-- Start of SUPPLIED RECORDS --

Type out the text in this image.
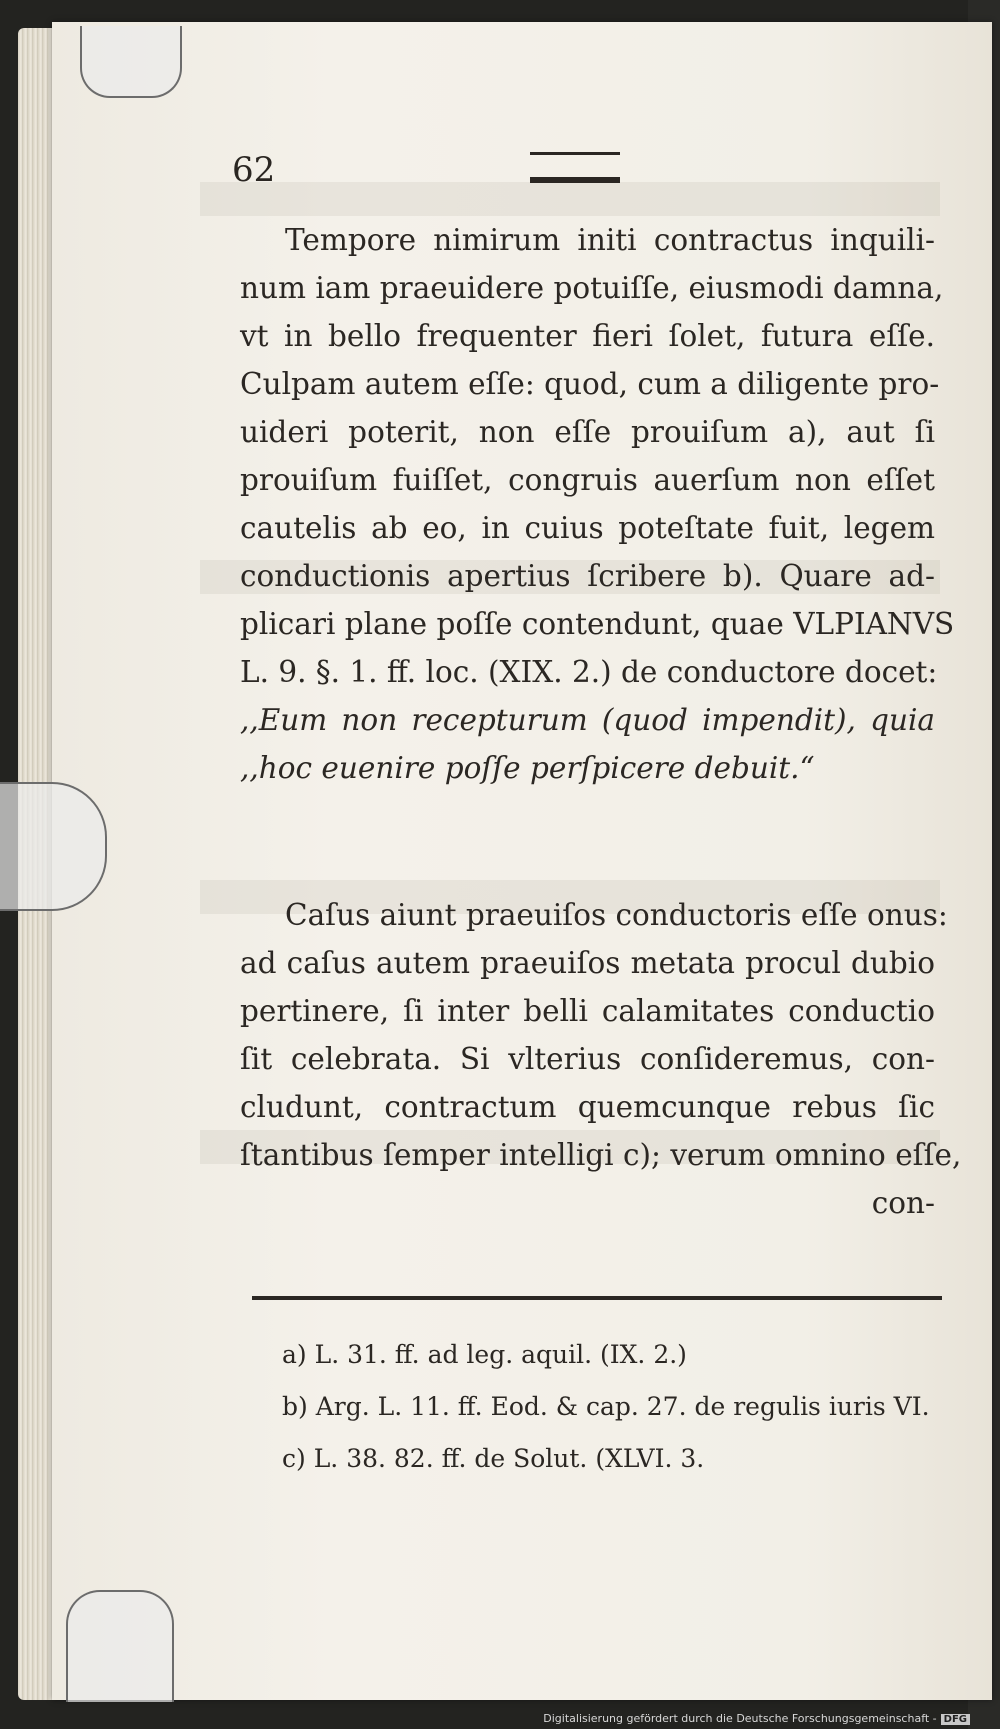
62
Tempore nimirum initi contractus inquili-
num iam praeuidere potuiſſe, eiusmodi damna,
vt in bello frequenter fieri ſolet, futura eſſe.
Culpam autem eſſe: quod, cum a diligente pro-
uideri poterit, non eſſe prouiſum a), aut ſi
prouiſum fuiſſet, congruis auerſum non eſſet
cautelis ab eo, in cuius poteſtate fuit, legem
conductionis apertius ſcribere b). Quare ad-
plicari plane poſſe contendunt, quae VLPIANVS
L. 9. §. 1. ff. loc. (XIX. 2.) de conductore docet:
,,Eum non recepturum (quod impendit), quia
,,hoc euenire poſſe perſpicere debuit.“
Caſus aiunt praeuiſos conductoris eſſe onus:
ad caſus autem praeuiſos metata procul dubio
pertinere, ſi inter belli calamitates conductio
ſit celebrata. Si vlterius conſideremus, con-
cludunt, contractum quemcunque rebus ſic
ſtantibus ſemper intelligi c); verum omnino eſſe,
con-
a) L. 31. ff. ad leg. aquil. (IX. 2.)
b) Arg. L. 11. ff. Eod. & cap. 27. de regulis iuris VI.
c) L. 38. 82. ff. de Solut. (XLVI. 3.
Digitalisierung gefördert durch die Deutsche Forschungsgemeinschaft - DFG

-- End of SUPPLIED RECORDS --

### EXERCISE REQUIREMENTS
Count the lines in the records above that contain the word "prouiſum", and give only that number.

### RESULT FOR THIS EXERCISE
2